◆ EXERCISE BRIEF
Quote the listing below in full and exactly as written, but omit every picture.

◆ DATASET CONTENT
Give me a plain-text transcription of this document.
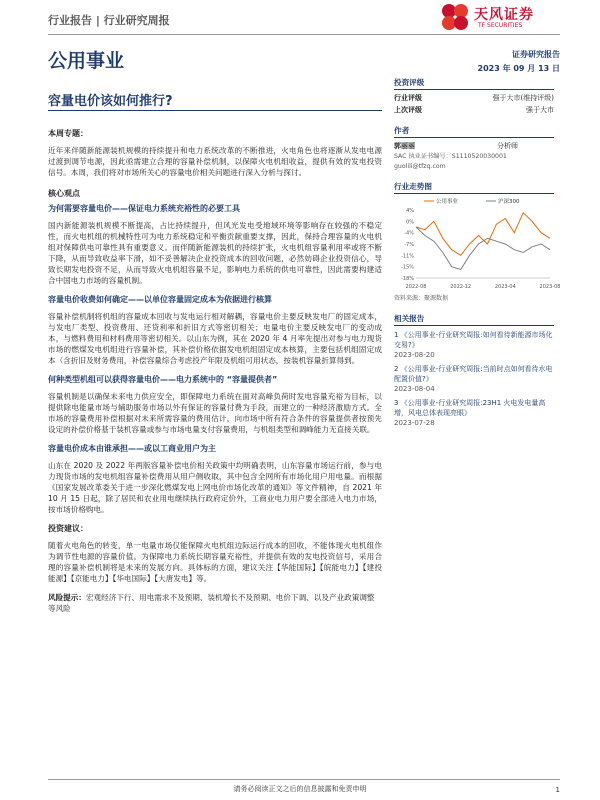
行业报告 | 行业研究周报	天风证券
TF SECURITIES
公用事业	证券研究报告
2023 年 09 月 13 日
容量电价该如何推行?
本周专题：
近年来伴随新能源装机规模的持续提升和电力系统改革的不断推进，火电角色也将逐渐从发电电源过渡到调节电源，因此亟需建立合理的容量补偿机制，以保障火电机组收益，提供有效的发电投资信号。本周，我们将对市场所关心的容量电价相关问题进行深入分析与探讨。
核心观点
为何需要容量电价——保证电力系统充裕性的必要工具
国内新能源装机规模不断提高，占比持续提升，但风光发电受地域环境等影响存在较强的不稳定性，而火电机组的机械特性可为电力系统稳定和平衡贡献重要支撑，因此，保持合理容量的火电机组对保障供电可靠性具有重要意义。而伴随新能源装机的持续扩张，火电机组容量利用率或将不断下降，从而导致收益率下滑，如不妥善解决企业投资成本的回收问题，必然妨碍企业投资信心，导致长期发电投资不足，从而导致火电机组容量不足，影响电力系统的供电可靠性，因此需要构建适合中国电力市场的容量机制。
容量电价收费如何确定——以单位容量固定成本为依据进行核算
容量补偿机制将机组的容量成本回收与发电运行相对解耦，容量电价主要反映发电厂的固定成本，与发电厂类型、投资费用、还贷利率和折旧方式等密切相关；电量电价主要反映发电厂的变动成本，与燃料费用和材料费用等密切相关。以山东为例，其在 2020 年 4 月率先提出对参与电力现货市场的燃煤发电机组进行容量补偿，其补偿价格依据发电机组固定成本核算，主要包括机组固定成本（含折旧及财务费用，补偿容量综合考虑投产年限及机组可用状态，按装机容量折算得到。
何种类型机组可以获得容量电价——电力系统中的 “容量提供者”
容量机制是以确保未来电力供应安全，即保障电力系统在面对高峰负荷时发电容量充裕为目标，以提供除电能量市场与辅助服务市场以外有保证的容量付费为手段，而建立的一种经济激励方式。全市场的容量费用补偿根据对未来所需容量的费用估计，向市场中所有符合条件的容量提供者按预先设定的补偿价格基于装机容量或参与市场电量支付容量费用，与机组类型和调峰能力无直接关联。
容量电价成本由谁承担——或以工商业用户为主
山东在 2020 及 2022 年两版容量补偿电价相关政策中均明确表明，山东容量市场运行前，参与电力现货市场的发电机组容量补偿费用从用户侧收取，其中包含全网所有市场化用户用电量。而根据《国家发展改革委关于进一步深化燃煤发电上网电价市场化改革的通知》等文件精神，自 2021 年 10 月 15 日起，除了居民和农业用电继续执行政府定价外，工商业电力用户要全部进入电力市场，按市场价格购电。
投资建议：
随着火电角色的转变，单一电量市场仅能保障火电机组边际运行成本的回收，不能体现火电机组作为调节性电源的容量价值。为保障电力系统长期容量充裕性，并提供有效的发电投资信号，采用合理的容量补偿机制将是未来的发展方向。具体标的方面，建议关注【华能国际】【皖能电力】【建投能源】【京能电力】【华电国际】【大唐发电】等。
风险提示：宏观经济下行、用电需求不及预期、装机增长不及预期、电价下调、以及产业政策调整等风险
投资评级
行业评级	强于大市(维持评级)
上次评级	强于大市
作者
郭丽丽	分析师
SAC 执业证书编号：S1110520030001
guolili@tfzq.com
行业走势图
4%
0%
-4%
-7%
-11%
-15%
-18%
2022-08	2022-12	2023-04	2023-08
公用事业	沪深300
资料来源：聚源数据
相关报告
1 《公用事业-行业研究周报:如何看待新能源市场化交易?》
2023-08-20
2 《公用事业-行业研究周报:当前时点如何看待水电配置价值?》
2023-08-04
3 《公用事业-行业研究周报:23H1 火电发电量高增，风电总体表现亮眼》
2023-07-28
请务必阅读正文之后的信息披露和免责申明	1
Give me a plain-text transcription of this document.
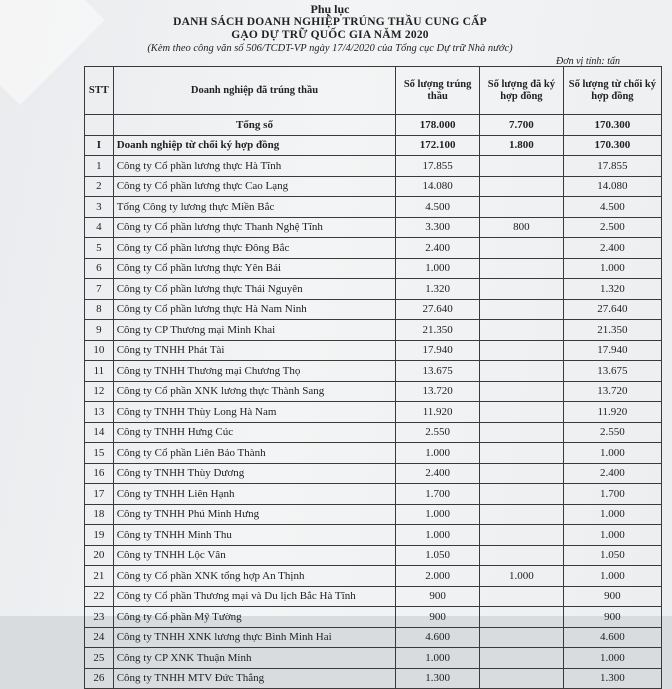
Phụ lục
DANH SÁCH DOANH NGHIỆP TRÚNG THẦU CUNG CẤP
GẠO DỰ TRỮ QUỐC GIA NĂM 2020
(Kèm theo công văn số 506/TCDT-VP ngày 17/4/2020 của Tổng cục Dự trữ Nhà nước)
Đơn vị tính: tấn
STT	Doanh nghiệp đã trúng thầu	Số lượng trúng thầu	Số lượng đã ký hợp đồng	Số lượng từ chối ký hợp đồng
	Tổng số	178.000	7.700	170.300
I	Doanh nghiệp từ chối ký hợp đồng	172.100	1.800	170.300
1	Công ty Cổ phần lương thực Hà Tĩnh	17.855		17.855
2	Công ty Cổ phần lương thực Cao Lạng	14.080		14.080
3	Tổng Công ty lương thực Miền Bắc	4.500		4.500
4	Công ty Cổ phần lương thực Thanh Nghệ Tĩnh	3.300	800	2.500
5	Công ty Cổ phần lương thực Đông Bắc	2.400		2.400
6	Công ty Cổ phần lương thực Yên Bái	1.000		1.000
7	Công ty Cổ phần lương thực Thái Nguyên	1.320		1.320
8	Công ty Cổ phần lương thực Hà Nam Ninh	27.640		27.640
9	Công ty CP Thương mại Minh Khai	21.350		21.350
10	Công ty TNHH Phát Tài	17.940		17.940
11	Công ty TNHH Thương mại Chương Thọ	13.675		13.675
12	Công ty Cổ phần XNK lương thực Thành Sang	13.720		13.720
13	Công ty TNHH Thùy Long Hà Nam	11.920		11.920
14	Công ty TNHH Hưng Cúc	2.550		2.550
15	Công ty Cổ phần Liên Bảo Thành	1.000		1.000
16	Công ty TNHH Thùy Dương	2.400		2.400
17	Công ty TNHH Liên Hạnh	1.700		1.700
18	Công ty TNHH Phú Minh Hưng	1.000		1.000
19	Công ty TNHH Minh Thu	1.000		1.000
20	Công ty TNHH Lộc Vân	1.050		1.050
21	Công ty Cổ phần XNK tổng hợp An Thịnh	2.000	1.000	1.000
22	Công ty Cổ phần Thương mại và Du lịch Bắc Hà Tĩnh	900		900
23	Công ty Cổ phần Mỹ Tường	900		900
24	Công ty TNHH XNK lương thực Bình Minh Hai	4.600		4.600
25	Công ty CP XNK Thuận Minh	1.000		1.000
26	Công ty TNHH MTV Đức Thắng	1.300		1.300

◆ FINAL RESULT
Give me a plain-text transcription of this document.
行业报告 | 行业研究周报	天风证券
TF SECURITIES
公用事业	证券研究报告
2023 年 09 月 13 日
容量电价该如何推行?
本周专题：
近年来伴随新能源装机规模的持续提升和电力系统改革的不断推进，火电角色也将逐渐从发电电源过渡到调节电源，因此亟需建立合理的容量补偿机制，以保障火电机组收益，提供有效的发电投资信号。本周，我们将对市场所关心的容量电价相关问题进行深入分析与探讨。
核心观点
为何需要容量电价——保证电力系统充裕性的必要工具
国内新能源装机规模不断提高，占比持续提升，但风光发电受地域环境等影响存在较强的不稳定性，而火电机组的机械特性可为电力系统稳定和平衡贡献重要支撑，因此，保持合理容量的火电机组对保障供电可靠性具有重要意义。而伴随新能源装机的持续扩张，火电机组容量利用率或将不断下降，从而导致收益率下滑，如不妥善解决企业投资成本的回收问题，必然妨碍企业投资信心，导致长期发电投资不足，从而导致火电机组容量不足，影响电力系统的供电可靠性，因此需要构建适合中国电力市场的容量机制。
容量电价收费如何确定——以单位容量固定成本为依据进行核算
容量补偿机制将机组的容量成本回收与发电运行相对解耦，容量电价主要反映发电厂的固定成本，与发电厂类型、投资费用、还贷利率和折旧方式等密切相关；电量电价主要反映发电厂的变动成本，与燃料费用和材料费用等密切相关。以山东为例，其在 2020 年 4 月率先提出对参与电力现货市场的燃煤发电机组进行容量补偿，其补偿价格依据发电机组固定成本核算，主要包括机组固定成本（含折旧及财务费用，补偿容量综合考虑投产年限及机组可用状态，按装机容量折算得到。
何种类型机组可以获得容量电价——电力系统中的 “容量提供者”
容量机制是以确保未来电力供应安全，即保障电力系统在面对高峰负荷时发电容量充裕为目标，以提供除电能量市场与辅助服务市场以外有保证的容量付费为手段，而建立的一种经济激励方式。全市场的容量费用补偿根据对未来所需容量的费用估计，向市场中所有符合条件的容量提供者按预先设定的补偿价格基于装机容量或参与市场电量支付容量费用，与机组类型和调峰能力无直接关联。
容量电价成本由谁承担——或以工商业用户为主
山东在 2020 及 2022 年两版容量补偿电价相关政策中均明确表明，山东容量市场运行前，参与电力现货市场的发电机组容量补偿费用从用户侧收取，其中包含全网所有市场化用户用电量。而根据《国家发展改革委关于进一步深化燃煤发电上网电价市场化改革的通知》等文件精神，自 2021 年 10 月 15 日起，除了居民和农业用电继续执行政府定价外，工商业电力用户要全部进入电力市场，按市场价格购电。
投资建议：
随着火电角色的转变，单一电量市场仅能保障火电机组边际运行成本的回收，不能体现火电机组作为调节性电源的容量价值。为保障电力系统长期容量充裕性，并提供有效的发电投资信号，采用合理的容量补偿机制将是未来的发展方向。具体标的方面，建议关注【华能国际】【皖能电力】【建投能源】【京能电力】【华电国际】【大唐发电】等。
风险提示：宏观经济下行、用电需求不及预期、装机增长不及预期、电价下调、以及产业政策调整等风险
投资评级
行业评级	强于大市(维持评级)
上次评级	强于大市
作者
郭丽丽	分析师
SAC 执业证书编号：S1110520030001
guolili@tfzq.com
行业走势图
4%
0%
-4%
-7%
-11%
-15%
-18%
2022-08	2022-12	2023-04	2023-08
公用事业	沪深300
资料来源：聚源数据
相关报告
1 《公用事业-行业研究周报:如何看待新能源市场化交易?》
2023-08-20
2 《公用事业-行业研究周报:当前时点如何看待水电配置价值?》
2023-08-04
3 《公用事业-行业研究周报:23H1 火电发电量高增，风电总体表现亮眼》
2023-07-28
请务必阅读正文之后的信息披露和免责申明	1
Give me a plain-text transcription of this document.
Phụ lục
DANH SÁCH DOANH NGHIỆP TRÚNG THẦU CUNG CẤP
GẠO DỰ TRỮ QUỐC GIA NĂM 2020
(Kèm theo công văn số 506/TCDT-VP ngày 17/4/2020 của Tổng cục Dự trữ Nhà nước)
Đơn vị tính: tấn
STT	Doanh nghiệp đã trúng thầu	Số lượng trúng thầu	Số lượng đã ký hợp đồng	Số lượng từ chối ký hợp đồng
	Tổng số	178.000	7.700	170.300
I	Doanh nghiệp từ chối ký hợp đồng	172.100	1.800	170.300
1	Công ty Cổ phần lương thực Hà Tĩnh	17.855		17.855
2	Công ty Cổ phần lương thực Cao Lạng	14.080		14.080
3	Tổng Công ty lương thực Miền Bắc	4.500		4.500
4	Công ty Cổ phần lương thực Thanh Nghệ Tĩnh	3.300	800	2.500
5	Công ty Cổ phần lương thực Đông Bắc	2.400		2.400
6	Công ty Cổ phần lương thực Yên Bái	1.000		1.000
7	Công ty Cổ phần lương thực Thái Nguyên	1.320		1.320
8	Công ty Cổ phần lương thực Hà Nam Ninh	27.640		27.640
9	Công ty CP Thương mại Minh Khai	21.350		21.350
10	Công ty TNHH Phát Tài	17.940		17.940
11	Công ty TNHH Thương mại Chương Thọ	13.675		13.675
12	Công ty Cổ phần XNK lương thực Thành Sang	13.720		13.720
13	Công ty TNHH Thùy Long Hà Nam	11.920		11.920
14	Công ty TNHH Hưng Cúc	2.550		2.550
15	Công ty Cổ phần Liên Bảo Thành	1.000		1.000
16	Công ty TNHH Thùy Dương	2.400		2.400
17	Công ty TNHH Liên Hạnh	1.700		1.700
18	Công ty TNHH Phú Minh Hưng	1.000		1.000
19	Công ty TNHH Minh Thu	1.000		1.000
20	Công ty TNHH Lộc Vân	1.050		1.050
21	Công ty Cổ phần XNK tổng hợp An Thịnh	2.000	1.000	1.000
22	Công ty Cổ phần Thương mại và Du lịch Bắc Hà Tĩnh	900		900
23	Công ty Cổ phần Mỹ Tường	900		900
24	Công ty TNHH XNK lương thực Bình Minh Hai	4.600		4.600
25	Công ty CP XNK Thuận Minh	1.000		1.000
26	Công ty TNHH MTV Đức Thắng	1.300		1.300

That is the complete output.